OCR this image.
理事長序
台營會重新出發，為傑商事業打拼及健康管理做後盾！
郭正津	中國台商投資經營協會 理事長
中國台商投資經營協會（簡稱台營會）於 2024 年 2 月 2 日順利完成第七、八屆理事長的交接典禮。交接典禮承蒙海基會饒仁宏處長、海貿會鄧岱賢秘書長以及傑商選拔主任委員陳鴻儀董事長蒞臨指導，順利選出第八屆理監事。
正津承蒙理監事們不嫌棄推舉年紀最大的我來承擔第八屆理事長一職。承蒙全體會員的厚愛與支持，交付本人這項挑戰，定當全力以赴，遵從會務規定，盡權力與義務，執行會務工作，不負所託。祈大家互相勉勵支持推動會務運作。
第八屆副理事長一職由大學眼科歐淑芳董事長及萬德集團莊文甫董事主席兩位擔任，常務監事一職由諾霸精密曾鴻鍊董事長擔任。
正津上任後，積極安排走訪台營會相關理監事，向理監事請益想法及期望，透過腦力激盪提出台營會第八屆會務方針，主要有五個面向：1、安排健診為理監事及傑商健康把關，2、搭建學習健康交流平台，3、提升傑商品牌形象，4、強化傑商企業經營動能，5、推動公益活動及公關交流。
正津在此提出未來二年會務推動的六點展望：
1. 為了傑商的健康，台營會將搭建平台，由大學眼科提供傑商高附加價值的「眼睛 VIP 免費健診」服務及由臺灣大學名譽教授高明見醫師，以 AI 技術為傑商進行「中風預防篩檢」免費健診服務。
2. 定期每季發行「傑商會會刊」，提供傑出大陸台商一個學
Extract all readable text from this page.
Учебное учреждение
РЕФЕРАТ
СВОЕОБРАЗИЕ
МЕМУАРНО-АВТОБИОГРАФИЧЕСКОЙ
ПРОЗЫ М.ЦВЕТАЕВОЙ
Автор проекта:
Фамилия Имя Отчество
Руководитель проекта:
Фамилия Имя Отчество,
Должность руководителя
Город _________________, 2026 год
▬▬▬
Nothing should be left out: repeat all of the data exactly.

= COMPLETED EXERCISE =
OCR this image.
理事長序
台營會重新出發，為傑商事業打拼及健康管理做後盾！
郭正津	中國台商投資經營協會 理事長
中國台商投資經營協會（簡稱台營會）於 2024 年 2 月 2 日順利完成第七、八屆理事長的交接典禮。交接典禮承蒙海基會饒仁宏處長、海貿會鄧岱賢秘書長以及傑商選拔主任委員陳鴻儀董事長蒞臨指導，順利選出第八屆理監事。
正津承蒙理監事們不嫌棄推舉年紀最大的我來承擔第八屆理事長一職。承蒙全體會員的厚愛與支持，交付本人這項挑戰，定當全力以赴，遵從會務規定，盡權力與義務，執行會務工作，不負所託。祈大家互相勉勵支持推動會務運作。
第八屆副理事長一職由大學眼科歐淑芳董事長及萬德集團莊文甫董事主席兩位擔任，常務監事一職由諾霸精密曾鴻鍊董事長擔任。
正津上任後，積極安排走訪台營會相關理監事，向理監事請益想法及期望，透過腦力激盪提出台營會第八屆會務方針，主要有五個面向：1、安排健診為理監事及傑商健康把關，2、搭建學習健康交流平台，3、提升傑商品牌形象，4、強化傑商企業經營動能，5、推動公益活動及公關交流。
正津在此提出未來二年會務推動的六點展望：
1. 為了傑商的健康，台營會將搭建平台，由大學眼科提供傑商高附加價值的「眼睛 VIP 免費健診」服務及由臺灣大學名譽教授高明見醫師，以 AI 技術為傑商進行「中風預防篩檢」免費健診服務。
2. 定期每季發行「傑商會會刊」，提供傑出大陸台商一個學
Extract all readable text from this page.
Учебное учреждение
РЕФЕРАТ
СВОЕОБРАЗИЕ
МЕМУАРНО-АВТОБИОГРАФИЧЕСКОЙ
ПРОЗЫ М.ЦВЕТАЕВОЙ
Автор проекта:
Фамилия Имя Отчество
Руководитель проекта:
Фамилия Имя Отчество,
Должность руководителя
Город _________________, 2026 год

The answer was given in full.